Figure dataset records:
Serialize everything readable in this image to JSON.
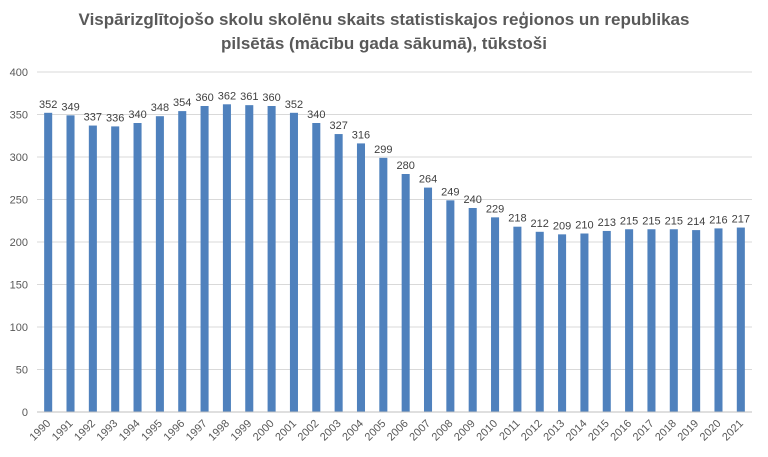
{
  "chart_data": {
    "type": "bar",
    "title_lines": [
      "Vispārizglītojošo skolu skolēnu skaits statistiskajos reģionos un republikas",
      "pilsētās (mācību gada sākumā), tūkstoši"
    ],
    "categories": [
      "1990",
      "1991",
      "1992",
      "1993",
      "1994",
      "1995",
      "1996",
      "1997",
      "1998",
      "1999",
      "2000",
      "2001",
      "2002",
      "2003",
      "2004",
      "2005",
      "2006",
      "2007",
      "2008",
      "2009",
      "2010",
      "2011",
      "2012",
      "2013",
      "2014",
      "2015",
      "2016",
      "2017",
      "2018",
      "2019",
      "2020",
      "2021"
    ],
    "values": [
      352,
      349,
      337,
      336,
      340,
      348,
      354,
      360,
      362,
      361,
      360,
      352,
      340,
      327,
      316,
      299,
      280,
      264,
      249,
      240,
      229,
      218,
      212,
      209,
      210,
      213,
      215,
      215,
      215,
      214,
      216,
      217
    ],
    "y_ticks": [
      0,
      50,
      100,
      150,
      200,
      250,
      300,
      350,
      400
    ],
    "ylim": [
      0,
      400
    ],
    "grid": true,
    "legend": "none",
    "bar_color": "#4F81BD",
    "grid_color": "#D9D9D9",
    "axis_color": "#BFBFBF"
  }
}
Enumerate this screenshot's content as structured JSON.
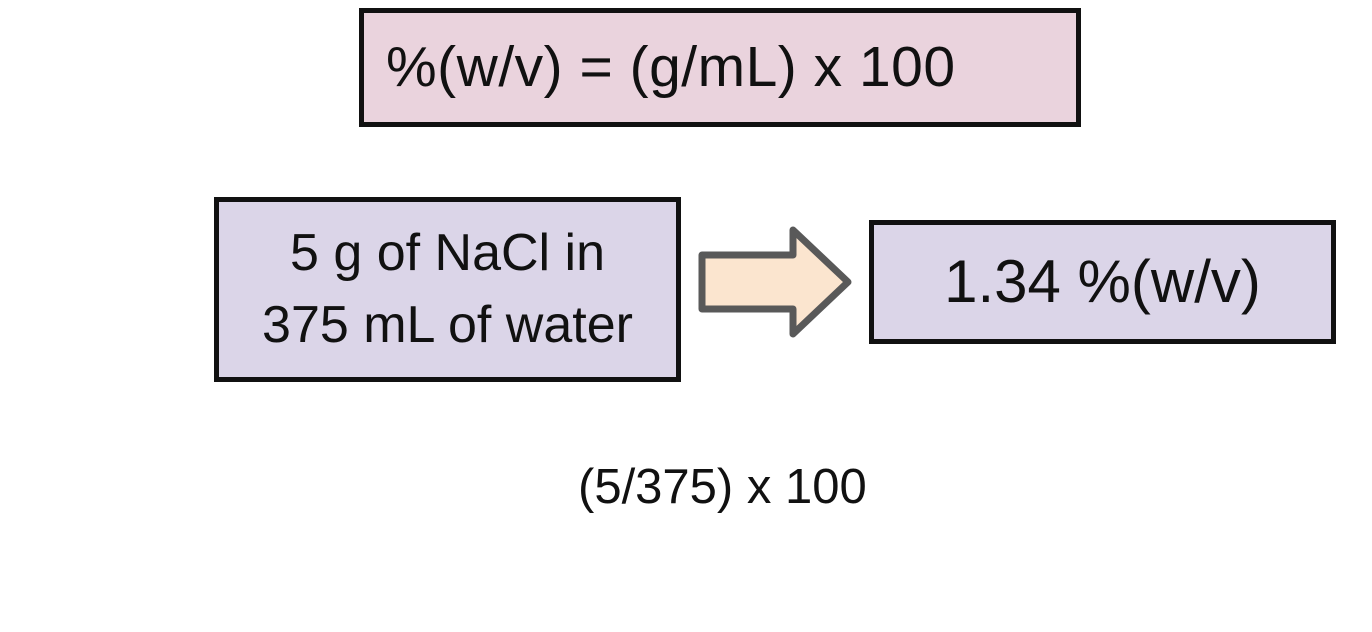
{
  "formula": {
    "text": "%(w/v) = (g/mL) x 100",
    "fill_color": "#ead3dd"
  },
  "given": {
    "line1": "5 g of NaCl in",
    "line2": "375 mL of water",
    "fill_color": "#dbd5e8"
  },
  "arrow": {
    "icon": "right-arrow-icon",
    "fill_color": "#fbe5cf",
    "stroke_color": "#595959"
  },
  "result": {
    "text": "1.34 %(w/v)",
    "fill_color": "#dbd5e8"
  },
  "calculation": {
    "text": "(5/375) x 100"
  }
}
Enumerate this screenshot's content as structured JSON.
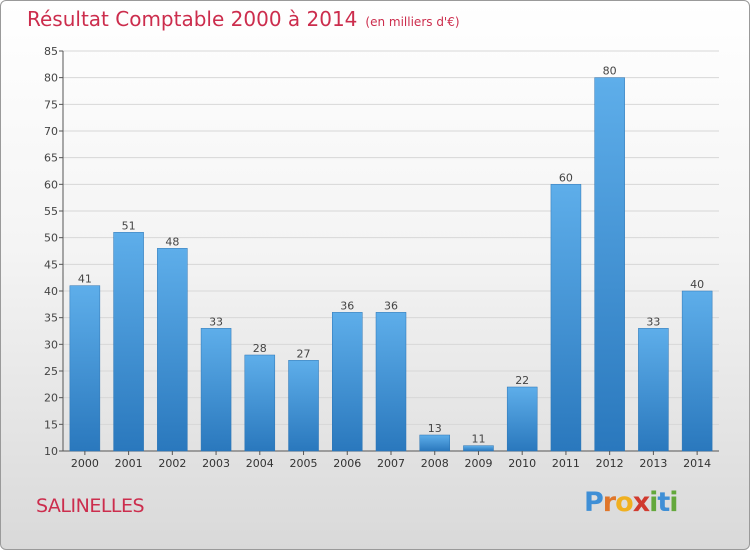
{
  "chart_data": {
    "type": "bar",
    "title": "Résultat Comptable 2000 à 2014",
    "subtitle": "(en milliers d'€)",
    "categories": [
      "2000",
      "2001",
      "2002",
      "2003",
      "2004",
      "2005",
      "2006",
      "2007",
      "2008",
      "2009",
      "2010",
      "2011",
      "2012",
      "2013",
      "2014"
    ],
    "values": [
      41,
      51,
      48,
      33,
      28,
      27,
      36,
      36,
      13,
      11,
      22,
      60,
      80,
      33,
      40
    ],
    "ylim": [
      10,
      85
    ],
    "yticks": [
      10,
      15,
      20,
      25,
      30,
      35,
      40,
      45,
      50,
      55,
      60,
      65,
      70,
      75,
      80,
      85
    ],
    "grid": true,
    "bar_color": "#3a8fd6"
  },
  "commune": "SALINELLES",
  "logo": {
    "text": "Proxiti"
  }
}
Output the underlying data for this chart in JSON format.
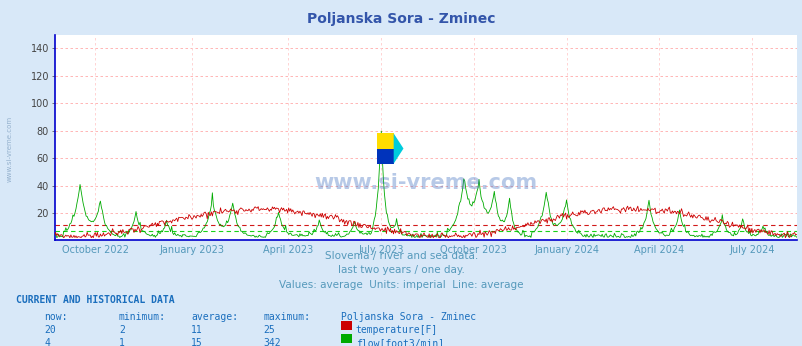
{
  "title": "Poljanska Sora - Zminec",
  "title_color": "#3355aa",
  "bg_color": "#d8e8f8",
  "plot_bg_color": "#ffffff",
  "fig_width": 8.03,
  "fig_height": 3.46,
  "dpi": 100,
  "ylim": [
    0,
    150
  ],
  "yticks": [
    20,
    40,
    60,
    80,
    100,
    120,
    140
  ],
  "grid_color_h": "#ffaaaa",
  "grid_color_v": "#ffcccc",
  "temp_color": "#cc0000",
  "flow_color": "#00aa00",
  "avg_temp_color": "#cc0000",
  "avg_flow_color": "#00cc00",
  "watermark_text": "www.si-vreme.com",
  "watermark_color": "#3366bb",
  "watermark_alpha": 0.35,
  "subtitle1": "Slovenia / river and sea data.",
  "subtitle2": "last two years / one day.",
  "subtitle3": "Values: average  Units: imperial  Line: average",
  "subtitle_color": "#5599bb",
  "table_header": "CURRENT AND HISTORICAL DATA",
  "table_color": "#1a6ebd",
  "table_cols": [
    "now:",
    "minimum:",
    "average:",
    "maximum:",
    "Poljanska Sora - Zminec"
  ],
  "table_row1": [
    "20",
    "2",
    "11",
    "25"
  ],
  "table_row2": [
    "4",
    "1",
    "15",
    "342"
  ],
  "label_temp": "temperature[F]",
  "label_flow": "flow[foot3/min]",
  "temp_avg_val": 11,
  "flow_avg_val": 15,
  "flow_max_val": 342,
  "x_tick_labels": [
    "October 2022",
    "January 2023",
    "April 2023",
    "July 2023",
    "October 2023",
    "January 2024",
    "April 2024",
    "July 2024"
  ],
  "x_tick_positions": [
    0.055,
    0.185,
    0.315,
    0.44,
    0.565,
    0.69,
    0.815,
    0.94
  ],
  "n_points": 730,
  "left_border_color": "#0000cc",
  "bottom_border_color": "#0000cc",
  "right_arrow_color": "#cc0000",
  "top_arrow_color": "#cc0000"
}
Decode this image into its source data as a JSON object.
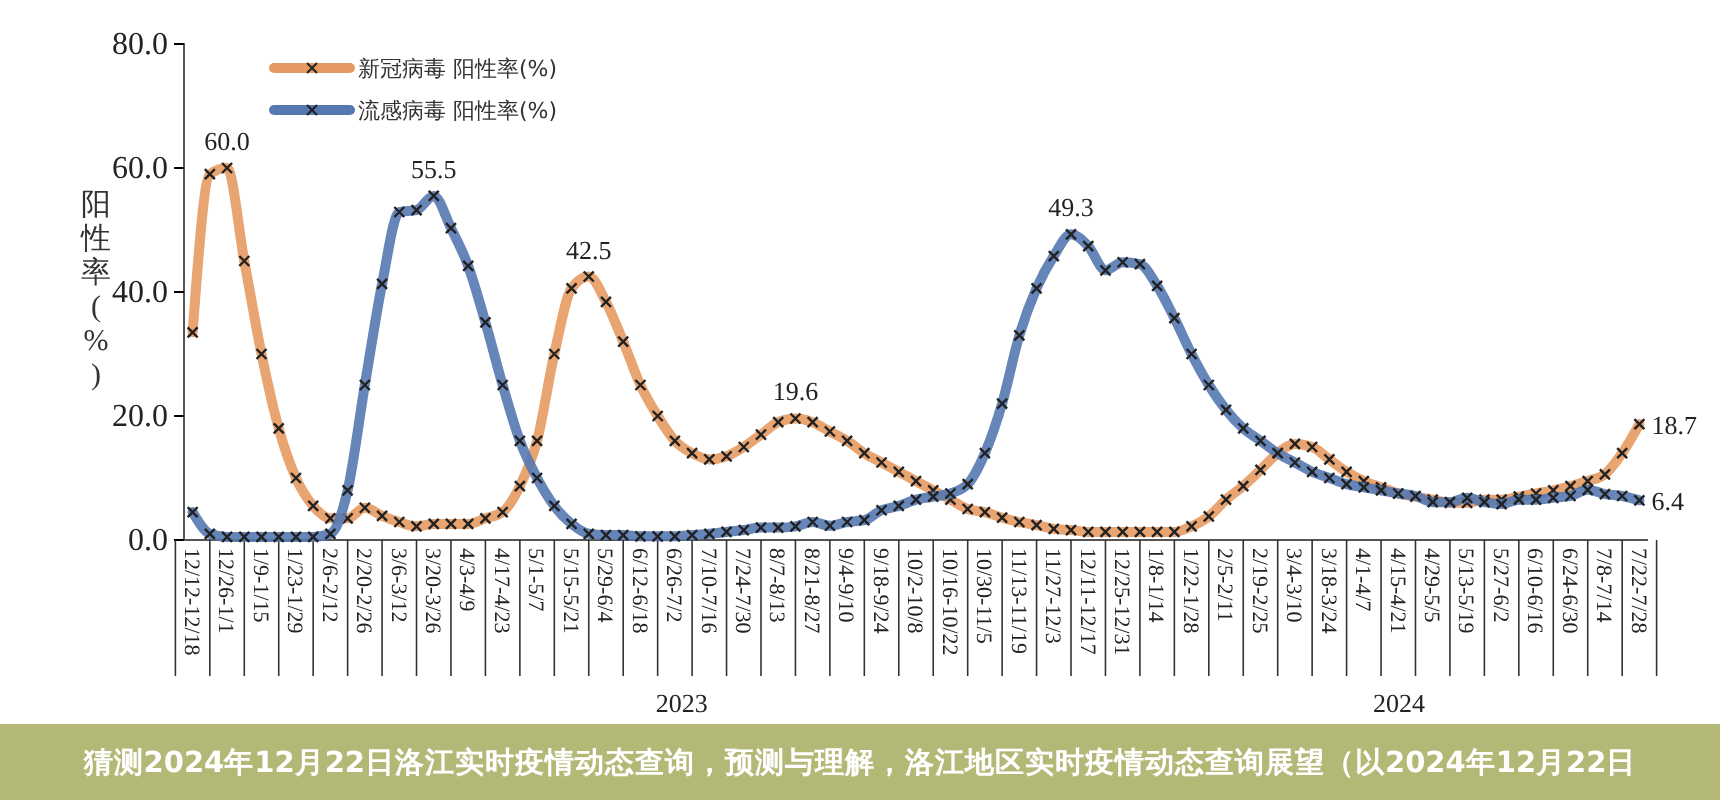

• Exercise prompt
Filter the listing above for the string "Zminec" and copy every matching line.

• Response
  "title": "Poljanska Sora - Zminec",
    "Poljanska Sora - Zminec"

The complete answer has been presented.